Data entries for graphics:
+---+

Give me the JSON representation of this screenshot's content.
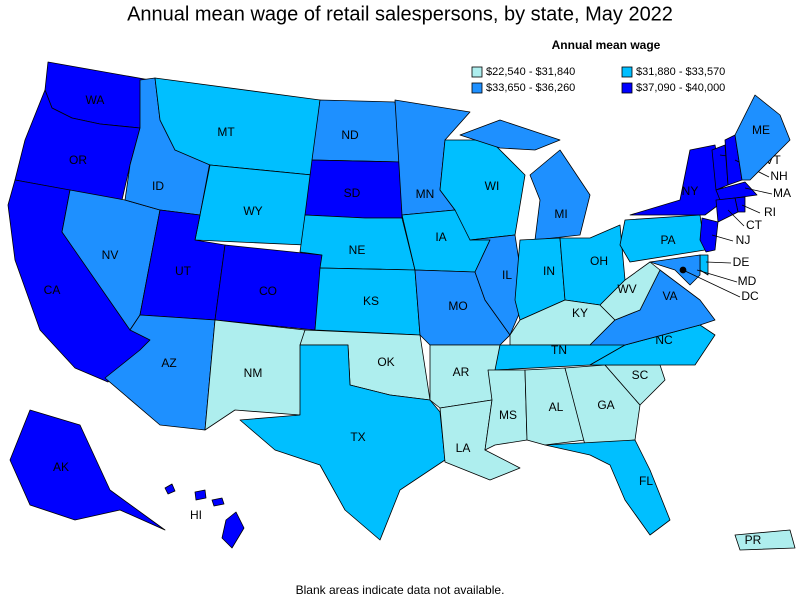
{
  "title": "Annual mean wage of retail salespersons, by state, May 2022",
  "legend": {
    "title": "Annual mean wage",
    "bins": [
      {
        "label": "$22,540 - $31,840",
        "color": "#aeeeee"
      },
      {
        "label": "$31,880 - $33,570",
        "color": "#00bfff"
      },
      {
        "label": "$33,650 - $36,260",
        "color": "#1e90ff"
      },
      {
        "label": "$37,090 - $40,000",
        "color": "#0000ff"
      }
    ]
  },
  "states": [
    {
      "abbr": "WA",
      "color": "#0000ff"
    },
    {
      "abbr": "OR",
      "color": "#0000ff"
    },
    {
      "abbr": "CA",
      "color": "#0000ff"
    },
    {
      "abbr": "NV",
      "color": "#1e90ff"
    },
    {
      "abbr": "ID",
      "color": "#1e90ff"
    },
    {
      "abbr": "MT",
      "color": "#00bfff"
    },
    {
      "abbr": "WY",
      "color": "#00bfff"
    },
    {
      "abbr": "UT",
      "color": "#0000ff"
    },
    {
      "abbr": "CO",
      "color": "#0000ff"
    },
    {
      "abbr": "AZ",
      "color": "#1e90ff"
    },
    {
      "abbr": "NM",
      "color": "#aeeeee"
    },
    {
      "abbr": "ND",
      "color": "#1e90ff"
    },
    {
      "abbr": "SD",
      "color": "#0000ff"
    },
    {
      "abbr": "NE",
      "color": "#00bfff"
    },
    {
      "abbr": "KS",
      "color": "#00bfff"
    },
    {
      "abbr": "OK",
      "color": "#aeeeee"
    },
    {
      "abbr": "TX",
      "color": "#00bfff"
    },
    {
      "abbr": "MN",
      "color": "#1e90ff"
    },
    {
      "abbr": "IA",
      "color": "#00bfff"
    },
    {
      "abbr": "MO",
      "color": "#1e90ff"
    },
    {
      "abbr": "AR",
      "color": "#aeeeee"
    },
    {
      "abbr": "LA",
      "color": "#aeeeee"
    },
    {
      "abbr": "WI",
      "color": "#00bfff"
    },
    {
      "abbr": "IL",
      "color": "#1e90ff"
    },
    {
      "abbr": "MI",
      "color": "#1e90ff"
    },
    {
      "abbr": "IN",
      "color": "#00bfff"
    },
    {
      "abbr": "OH",
      "color": "#00bfff"
    },
    {
      "abbr": "KY",
      "color": "#aeeeee"
    },
    {
      "abbr": "TN",
      "color": "#00bfff"
    },
    {
      "abbr": "MS",
      "color": "#aeeeee"
    },
    {
      "abbr": "AL",
      "color": "#aeeeee"
    },
    {
      "abbr": "GA",
      "color": "#aeeeee"
    },
    {
      "abbr": "FL",
      "color": "#00bfff"
    },
    {
      "abbr": "SC",
      "color": "#aeeeee"
    },
    {
      "abbr": "NC",
      "color": "#00bfff"
    },
    {
      "abbr": "VA",
      "color": "#1e90ff"
    },
    {
      "abbr": "WV",
      "color": "#aeeeee"
    },
    {
      "abbr": "PA",
      "color": "#00bfff"
    },
    {
      "abbr": "NY",
      "color": "#0000ff"
    },
    {
      "abbr": "NJ",
      "color": "#0000ff"
    },
    {
      "abbr": "DE",
      "color": "#00bfff"
    },
    {
      "abbr": "MD",
      "color": "#1e90ff"
    },
    {
      "abbr": "DC",
      "color": "#000000"
    },
    {
      "abbr": "VT",
      "color": "#0000ff"
    },
    {
      "abbr": "NH",
      "color": "#0000ff"
    },
    {
      "abbr": "ME",
      "color": "#1e90ff"
    },
    {
      "abbr": "MA",
      "color": "#0000ff"
    },
    {
      "abbr": "RI",
      "color": "#0000ff"
    },
    {
      "abbr": "CT",
      "color": "#0000ff"
    },
    {
      "abbr": "AK",
      "color": "#0000ff"
    },
    {
      "abbr": "HI",
      "color": "#0000ff"
    },
    {
      "abbr": "PR",
      "color": "#aeeeee"
    }
  ],
  "footnote": "Blank areas indicate data not available."
}
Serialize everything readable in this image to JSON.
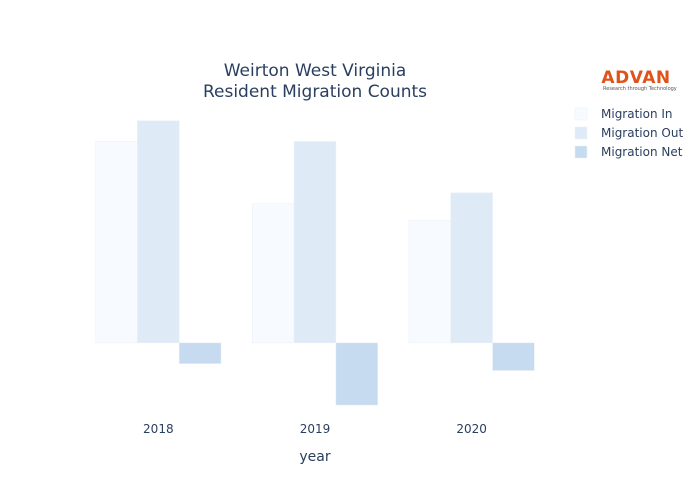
{
  "chart_data": {
    "type": "bar",
    "title_lines": [
      "Weirton West Virginia",
      "Resident Migration Counts"
    ],
    "xlabel": "year",
    "ylabel": "",
    "categories": [
      "2018",
      "2019",
      "2020"
    ],
    "series": [
      {
        "name": "Migration In",
        "color": "#f7fbff",
        "values": [
          1020,
          705,
          620
        ]
      },
      {
        "name": "Migration Out",
        "color": "#deebf7",
        "values": [
          1125,
          1020,
          760
        ]
      },
      {
        "name": "Migration Net",
        "color": "#c6dbef",
        "values": [
          -105,
          -315,
          -140
        ]
      }
    ],
    "ylim": [
      -340,
      1230
    ],
    "grid": false,
    "legend": "top-right"
  },
  "logo": {
    "name": "ADVAN",
    "tagline": "Research through Technology"
  }
}
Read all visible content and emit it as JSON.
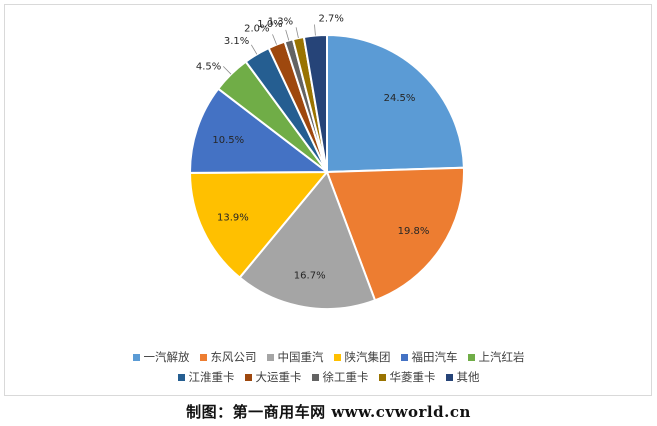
{
  "chart_data": {
    "type": "pie",
    "title": "",
    "categories": [
      "一汽解放",
      "东风公司",
      "中国重汽",
      "陕汽集团",
      "福田汽车",
      "上汽红岩",
      "江淮重卡",
      "大运重卡",
      "徐工重卡",
      "华菱重卡",
      "其他"
    ],
    "values": [
      24.5,
      19.8,
      16.7,
      13.9,
      10.5,
      4.5,
      3.1,
      2.0,
      1.0,
      1.3,
      2.7
    ],
    "labels": [
      "24.5%",
      "19.8%",
      "16.7%",
      "13.9%",
      "10.5%",
      "4.5%",
      "3.1%",
      "2.0%",
      "1.0%",
      "1.3%",
      "2.7%"
    ],
    "colors": [
      "#5B9BD5",
      "#ED7D31",
      "#A5A5A5",
      "#FFC000",
      "#4472C4",
      "#70AD47",
      "#255E91",
      "#9E480E",
      "#636363",
      "#997300",
      "#264478"
    ],
    "legend_position": "bottom",
    "start_angle_deg": 0,
    "direction": "clockwise"
  },
  "credit": "制图：第一商用车网 www.cvworld.cn"
}
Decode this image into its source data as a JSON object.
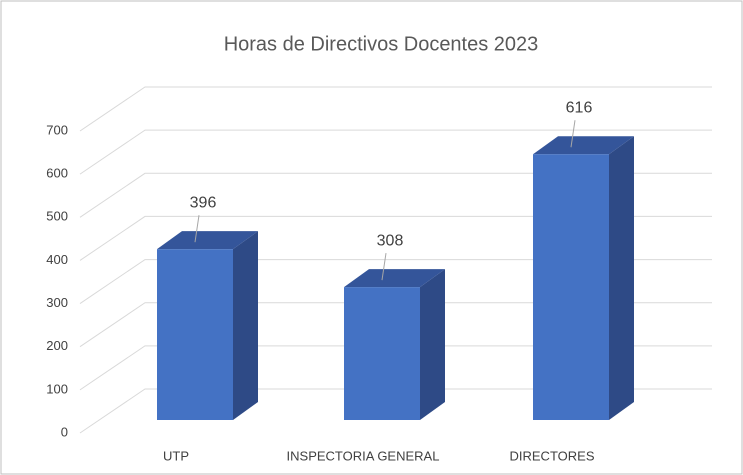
{
  "chart_data": {
    "type": "bar3d",
    "title": "Horas de Directivos Docentes 2023",
    "categories": [
      "UTP",
      "INSPECTORIA GENERAL",
      "DIRECTORES"
    ],
    "values": [
      396,
      308,
      616
    ],
    "color": "#4472c4",
    "ylim": [
      0,
      700
    ],
    "yticks": [
      0,
      100,
      200,
      300,
      400,
      500,
      600,
      700
    ],
    "grid": true
  }
}
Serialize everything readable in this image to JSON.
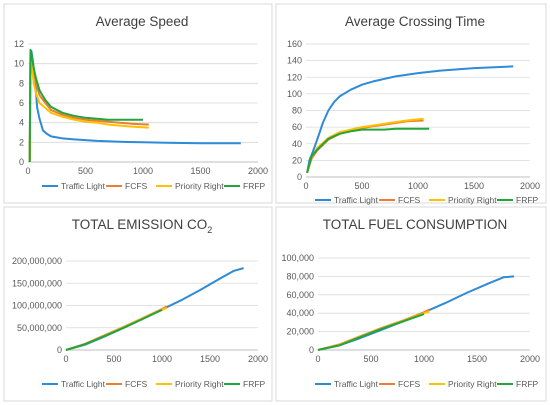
{
  "colors": {
    "traffic_light": "#2E8BD7",
    "fcfs": "#ED7D31",
    "priority_right": "#FFC000",
    "frfp": "#22A53A",
    "grid": "#D9D9D9",
    "axis": "#BFBFBF",
    "panel_border": "#D9D9D9"
  },
  "chart_data": [
    {
      "type": "line",
      "title": "Average Speed",
      "xlim": [
        0,
        2000
      ],
      "xticks": [
        "0",
        "500",
        "1000",
        "1500",
        "2000"
      ],
      "ylim": [
        0,
        12
      ],
      "yticks": [
        "0",
        "2",
        "4",
        "6",
        "8",
        "10",
        "12"
      ],
      "grid": true,
      "legend": "bottom",
      "series": [
        {
          "name": "Traffic Light",
          "x": [
            15,
            22,
            30,
            45,
            60,
            80,
            100,
            130,
            160,
            200,
            300,
            400,
            600,
            800,
            1000,
            1200,
            1500,
            1850
          ],
          "y": [
            0,
            11.2,
            11.3,
            10,
            8.5,
            5.5,
            4.4,
            3.2,
            2.9,
            2.6,
            2.4,
            2.3,
            2.15,
            2.05,
            2.0,
            1.95,
            1.9,
            1.9
          ]
        },
        {
          "name": "FCFS",
          "x": [
            15,
            22,
            30,
            50,
            70,
            100,
            150,
            200,
            300,
            400,
            500,
            600,
            700,
            800,
            900,
            1050
          ],
          "y": [
            0,
            11.0,
            10.8,
            9.0,
            8.0,
            6.8,
            6.0,
            5.3,
            4.8,
            4.5,
            4.3,
            4.2,
            4.1,
            4.0,
            3.9,
            3.8
          ]
        },
        {
          "name": "Priority Right",
          "x": [
            15,
            22,
            30,
            50,
            70,
            100,
            150,
            200,
            300,
            400,
            500,
            600,
            700,
            800,
            900,
            1050
          ],
          "y": [
            0,
            10.5,
            10.2,
            8.0,
            7.0,
            6.0,
            5.5,
            5.0,
            4.6,
            4.3,
            4.1,
            4.0,
            3.8,
            3.7,
            3.6,
            3.5
          ]
        },
        {
          "name": "FRFP",
          "x": [
            15,
            22,
            30,
            50,
            70,
            100,
            150,
            200,
            300,
            400,
            500,
            600,
            700,
            800,
            900,
            1000
          ],
          "y": [
            0,
            11.4,
            11.0,
            9.5,
            8.5,
            7.3,
            6.3,
            5.6,
            5.0,
            4.7,
            4.5,
            4.4,
            4.3,
            4.3,
            4.3,
            4.3
          ]
        }
      ],
      "legend_labels": [
        "Traffic Light",
        "FCFS",
        "Priority Right",
        "FRFP"
      ]
    },
    {
      "type": "line",
      "title": "Average Crossing Time",
      "xlim": [
        0,
        2000
      ],
      "xticks": [
        "0",
        "500",
        "1000",
        "1500",
        "2000"
      ],
      "ylim": [
        0,
        160
      ],
      "yticks": [
        "0",
        "20",
        "40",
        "60",
        "80",
        "100",
        "120",
        "140",
        "160"
      ],
      "grid": true,
      "legend": "bottom",
      "series": [
        {
          "name": "Traffic Light",
          "x": [
            10,
            30,
            60,
            100,
            150,
            200,
            250,
            300,
            400,
            500,
            600,
            800,
            1000,
            1200,
            1500,
            1850
          ],
          "y": [
            5,
            20,
            30,
            45,
            65,
            80,
            90,
            97,
            105,
            111,
            115,
            121,
            125,
            128,
            131,
            133
          ]
        },
        {
          "name": "FCFS",
          "x": [
            10,
            50,
            100,
            200,
            300,
            400,
            500,
            600,
            700,
            800,
            900,
            1050
          ],
          "y": [
            5,
            22,
            32,
            45,
            52,
            56,
            59,
            61,
            63,
            65,
            67,
            68
          ]
        },
        {
          "name": "Priority Right",
          "x": [
            10,
            50,
            100,
            200,
            300,
            400,
            500,
            600,
            700,
            800,
            900,
            1050
          ],
          "y": [
            5,
            24,
            35,
            47,
            54,
            57,
            60,
            62,
            64,
            66,
            68,
            70
          ]
        },
        {
          "name": "FRFP",
          "x": [
            10,
            50,
            100,
            200,
            300,
            400,
            500,
            600,
            700,
            800,
            900,
            1000,
            1100
          ],
          "y": [
            5,
            25,
            33,
            46,
            52,
            55,
            57,
            57,
            57,
            58,
            58,
            58,
            58
          ]
        }
      ],
      "legend_labels": [
        "Traffic Light",
        "FCFS",
        "Priority Right",
        "FRFP"
      ]
    },
    {
      "type": "line",
      "title": "TOTAL EMISSION CO",
      "title_sub": "2",
      "xlim": [
        0,
        2000
      ],
      "xticks": [
        "0",
        "500",
        "1000",
        "1500",
        "2000"
      ],
      "ylim": [
        0,
        200000000
      ],
      "yticks": [
        "0",
        "50,000,000",
        "100,000,000",
        "150,000,000",
        "200,000,000"
      ],
      "grid": true,
      "legend": "bottom",
      "series": [
        {
          "name": "Traffic Light",
          "x": [
            0,
            200,
            400,
            600,
            800,
            1000,
            1200,
            1400,
            1600,
            1750,
            1850
          ],
          "y": [
            0,
            12000000,
            30000000,
            50000000,
            70000000,
            91000000,
            112000000,
            135000000,
            160000000,
            178000000,
            184000000
          ]
        },
        {
          "name": "FCFS",
          "x": [
            0,
            200,
            400,
            600,
            800,
            1000,
            1050
          ],
          "y": [
            0,
            14000000,
            33000000,
            52000000,
            72000000,
            92000000,
            98000000
          ]
        },
        {
          "name": "Priority Right",
          "x": [
            0,
            200,
            400,
            600,
            800,
            1000,
            1050
          ],
          "y": [
            0,
            13000000,
            32000000,
            51000000,
            71000000,
            90000000,
            95000000
          ]
        },
        {
          "name": "FRFP",
          "x": [
            0,
            200,
            400,
            600,
            800,
            1000
          ],
          "y": [
            0,
            13000000,
            31000000,
            50000000,
            70000000,
            90000000
          ]
        }
      ],
      "legend_labels": [
        "Traffic Light",
        "FCFS",
        "Priority Right",
        "FRFP"
      ]
    },
    {
      "type": "line",
      "title": "TOTAL FUEL CONSUMPTION",
      "xlim": [
        0,
        2000
      ],
      "xticks": [
        "0",
        "500",
        "1000",
        "1500",
        "2000"
      ],
      "ylim": [
        0,
        100000
      ],
      "yticks": [
        "0",
        "20,000",
        "40,000",
        "60,000",
        "80,000",
        "100,000"
      ],
      "grid": true,
      "legend": "bottom",
      "series": [
        {
          "name": "Traffic Light",
          "x": [
            0,
            200,
            400,
            600,
            800,
            1000,
            1200,
            1400,
            1600,
            1750,
            1850
          ],
          "y": [
            0,
            5000,
            13000,
            22000,
            31000,
            41000,
            51000,
            62000,
            72000,
            79000,
            80000
          ]
        },
        {
          "name": "FCFS",
          "x": [
            0,
            200,
            400,
            600,
            800,
            1000,
            1050
          ],
          "y": [
            0,
            6000,
            15000,
            24000,
            32000,
            41000,
            44000
          ]
        },
        {
          "name": "Priority Right",
          "x": [
            0,
            200,
            400,
            600,
            800,
            1000,
            1050
          ],
          "y": [
            0,
            5500,
            14500,
            23500,
            31500,
            40000,
            42000
          ]
        },
        {
          "name": "FRFP",
          "x": [
            0,
            200,
            400,
            600,
            800,
            1000
          ],
          "y": [
            0,
            5000,
            14000,
            23000,
            31000,
            39000
          ]
        }
      ],
      "legend_labels": [
        "Traffic Light",
        "FCFS",
        "Priority Right",
        "FRFP"
      ]
    }
  ]
}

+---+

- _What is being asked_
Gather up the lines containing the word "Migration" from these records and copy them.

- _Response to the task_
      "Resident Migration Counts"
        "name": "Migration In",
        "name": "Migration Out",
        "name": "Migration Net",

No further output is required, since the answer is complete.